▶ EXERCISE GOAL
From the listing below, copy every line with the word "number".

________

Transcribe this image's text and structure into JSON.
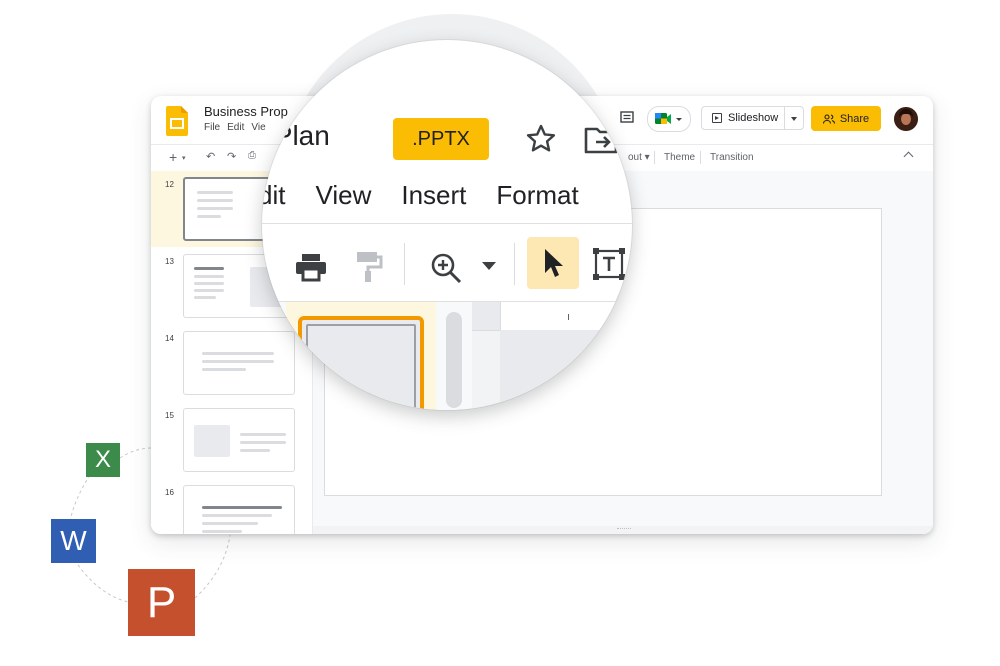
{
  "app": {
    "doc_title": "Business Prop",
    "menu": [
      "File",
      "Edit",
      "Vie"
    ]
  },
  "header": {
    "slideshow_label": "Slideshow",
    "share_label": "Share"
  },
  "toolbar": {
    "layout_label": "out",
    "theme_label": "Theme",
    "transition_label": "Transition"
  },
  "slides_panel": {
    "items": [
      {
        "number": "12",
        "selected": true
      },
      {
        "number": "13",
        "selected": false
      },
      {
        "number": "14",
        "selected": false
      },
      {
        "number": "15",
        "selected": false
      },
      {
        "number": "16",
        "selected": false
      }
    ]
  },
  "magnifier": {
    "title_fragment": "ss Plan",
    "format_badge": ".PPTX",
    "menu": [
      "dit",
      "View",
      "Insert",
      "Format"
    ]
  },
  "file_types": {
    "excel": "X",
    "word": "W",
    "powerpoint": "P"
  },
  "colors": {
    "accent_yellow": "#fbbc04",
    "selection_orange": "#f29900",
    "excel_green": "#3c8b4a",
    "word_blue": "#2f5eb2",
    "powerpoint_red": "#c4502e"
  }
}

________

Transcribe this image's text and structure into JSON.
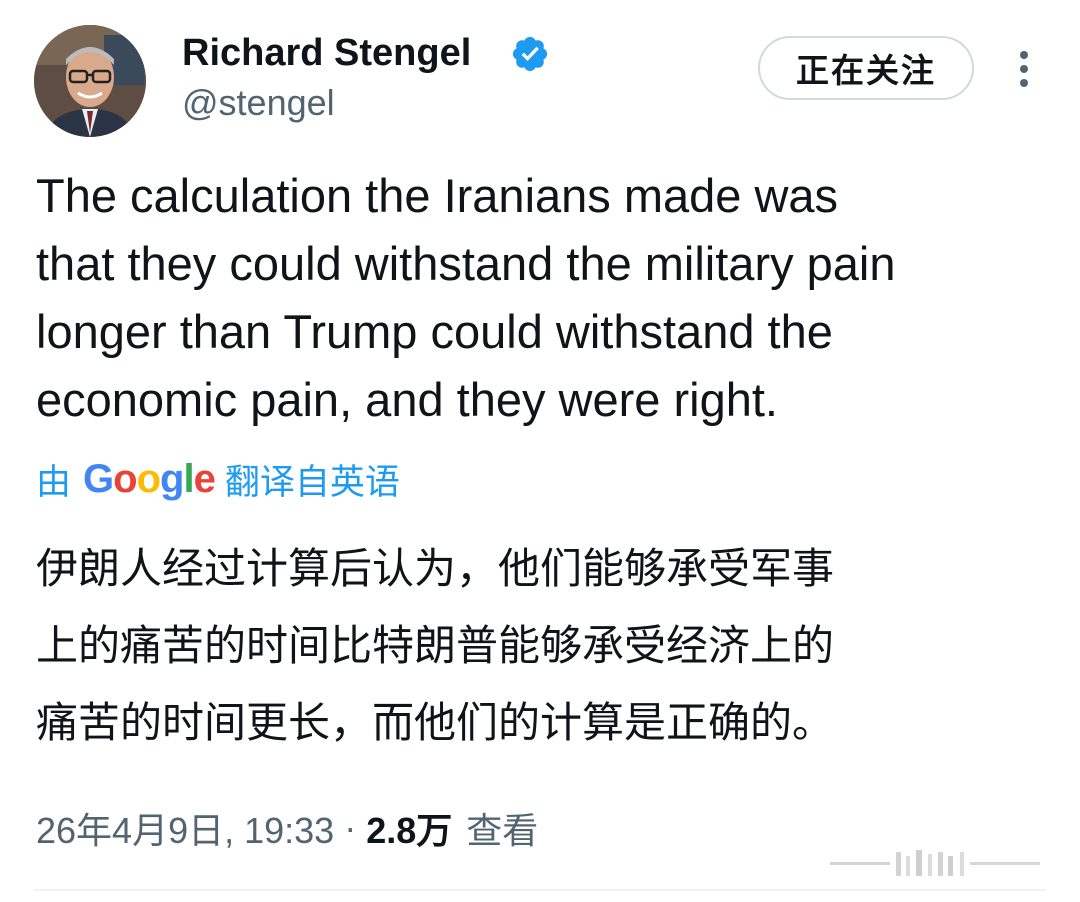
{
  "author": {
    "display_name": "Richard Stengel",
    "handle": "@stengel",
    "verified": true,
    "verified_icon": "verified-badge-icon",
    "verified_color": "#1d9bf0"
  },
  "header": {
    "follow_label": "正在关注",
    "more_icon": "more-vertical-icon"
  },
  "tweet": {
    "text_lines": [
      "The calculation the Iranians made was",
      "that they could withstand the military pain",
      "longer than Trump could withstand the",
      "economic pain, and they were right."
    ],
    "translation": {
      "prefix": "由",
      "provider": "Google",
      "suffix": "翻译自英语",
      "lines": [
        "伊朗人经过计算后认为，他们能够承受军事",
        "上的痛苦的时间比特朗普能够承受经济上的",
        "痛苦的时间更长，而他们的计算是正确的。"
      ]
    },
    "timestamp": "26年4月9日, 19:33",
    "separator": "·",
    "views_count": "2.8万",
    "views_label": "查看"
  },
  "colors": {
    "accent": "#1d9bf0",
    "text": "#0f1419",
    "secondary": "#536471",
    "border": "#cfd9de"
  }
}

________

▶ RESULT BELOW
        "number": "12",
        "number": "13",
        "number": "14",
        "number": "15",
        "number": "16",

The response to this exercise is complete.